_DO THIS_
Wherever the string "screen" appears in the listing, copy that line.

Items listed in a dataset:
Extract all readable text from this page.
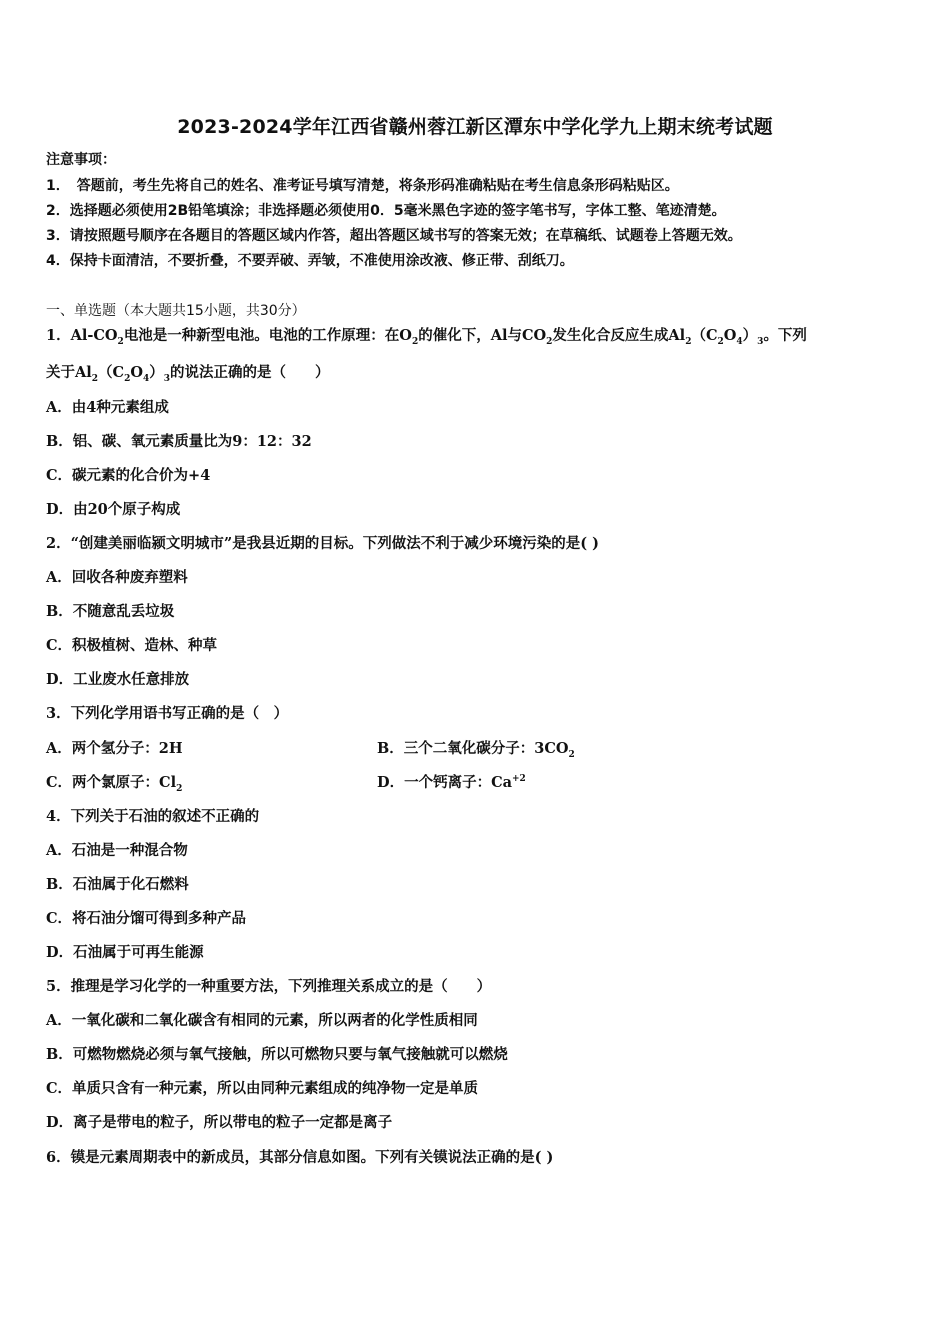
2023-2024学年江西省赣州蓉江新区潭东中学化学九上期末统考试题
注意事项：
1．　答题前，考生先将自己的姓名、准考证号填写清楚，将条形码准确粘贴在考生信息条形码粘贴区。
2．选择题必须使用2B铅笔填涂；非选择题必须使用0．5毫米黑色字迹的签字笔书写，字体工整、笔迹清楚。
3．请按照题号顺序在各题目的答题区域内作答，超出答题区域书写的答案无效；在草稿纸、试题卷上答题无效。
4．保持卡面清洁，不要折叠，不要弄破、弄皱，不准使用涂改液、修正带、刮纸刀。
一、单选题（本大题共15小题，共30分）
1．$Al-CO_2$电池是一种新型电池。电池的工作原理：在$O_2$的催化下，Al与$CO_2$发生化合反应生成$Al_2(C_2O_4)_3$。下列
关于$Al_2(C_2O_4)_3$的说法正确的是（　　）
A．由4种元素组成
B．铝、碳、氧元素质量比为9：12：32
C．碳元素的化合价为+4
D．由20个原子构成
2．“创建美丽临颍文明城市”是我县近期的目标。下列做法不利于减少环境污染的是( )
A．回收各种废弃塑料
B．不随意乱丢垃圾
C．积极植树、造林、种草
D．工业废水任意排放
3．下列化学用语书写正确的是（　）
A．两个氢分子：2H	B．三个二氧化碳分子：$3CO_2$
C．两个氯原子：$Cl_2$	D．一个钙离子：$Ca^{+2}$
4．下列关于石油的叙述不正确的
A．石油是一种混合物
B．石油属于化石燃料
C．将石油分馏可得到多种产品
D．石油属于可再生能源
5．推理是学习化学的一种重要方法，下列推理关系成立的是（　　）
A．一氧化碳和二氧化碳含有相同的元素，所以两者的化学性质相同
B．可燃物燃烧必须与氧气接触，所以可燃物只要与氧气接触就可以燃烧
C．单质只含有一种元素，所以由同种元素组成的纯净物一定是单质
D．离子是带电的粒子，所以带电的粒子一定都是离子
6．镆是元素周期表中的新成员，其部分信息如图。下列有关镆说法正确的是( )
* * *
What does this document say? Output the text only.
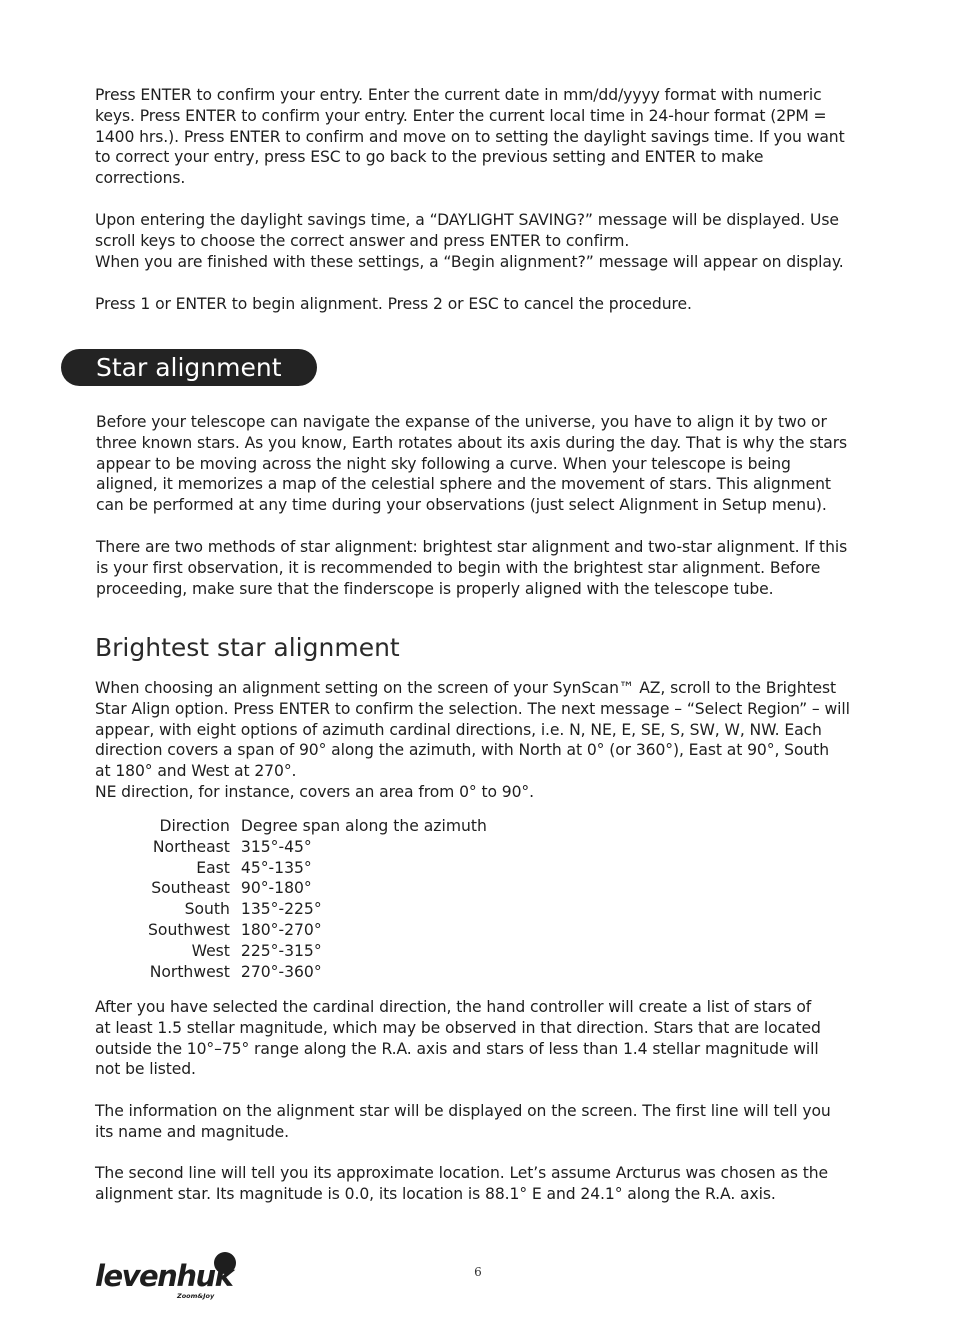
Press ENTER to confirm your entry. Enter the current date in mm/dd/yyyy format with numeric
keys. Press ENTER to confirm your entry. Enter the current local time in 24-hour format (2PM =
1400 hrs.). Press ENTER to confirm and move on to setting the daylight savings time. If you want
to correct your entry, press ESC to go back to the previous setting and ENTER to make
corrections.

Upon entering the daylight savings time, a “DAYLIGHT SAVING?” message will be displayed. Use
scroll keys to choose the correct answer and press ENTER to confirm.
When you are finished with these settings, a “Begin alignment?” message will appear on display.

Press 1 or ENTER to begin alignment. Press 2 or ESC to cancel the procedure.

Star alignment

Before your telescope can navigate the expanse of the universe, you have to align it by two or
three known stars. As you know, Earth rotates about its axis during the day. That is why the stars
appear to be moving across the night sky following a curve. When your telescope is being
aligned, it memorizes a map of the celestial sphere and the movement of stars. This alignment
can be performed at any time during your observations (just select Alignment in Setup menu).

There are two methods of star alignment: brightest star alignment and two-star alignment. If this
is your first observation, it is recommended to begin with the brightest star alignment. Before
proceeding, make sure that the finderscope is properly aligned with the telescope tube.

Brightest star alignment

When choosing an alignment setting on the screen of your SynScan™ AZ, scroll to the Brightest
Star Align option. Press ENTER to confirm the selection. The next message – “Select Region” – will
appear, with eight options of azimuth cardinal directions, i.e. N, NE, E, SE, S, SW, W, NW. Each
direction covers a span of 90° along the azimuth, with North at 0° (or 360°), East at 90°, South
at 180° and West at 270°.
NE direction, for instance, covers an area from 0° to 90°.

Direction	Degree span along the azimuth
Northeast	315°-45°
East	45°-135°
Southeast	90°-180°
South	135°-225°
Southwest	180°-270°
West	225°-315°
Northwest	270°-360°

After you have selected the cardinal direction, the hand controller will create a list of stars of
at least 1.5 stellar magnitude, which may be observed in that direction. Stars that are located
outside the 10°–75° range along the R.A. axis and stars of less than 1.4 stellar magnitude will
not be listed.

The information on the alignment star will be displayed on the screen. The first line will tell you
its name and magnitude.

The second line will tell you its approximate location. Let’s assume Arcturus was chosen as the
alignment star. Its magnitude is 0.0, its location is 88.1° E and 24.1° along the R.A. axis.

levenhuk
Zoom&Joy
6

_RIGHT ANSWER_
When choosing an alignment setting on the screen of your SynScan™ AZ, scroll to the Brightest
The information on the alignment star will be displayed on the screen. The first line will tell you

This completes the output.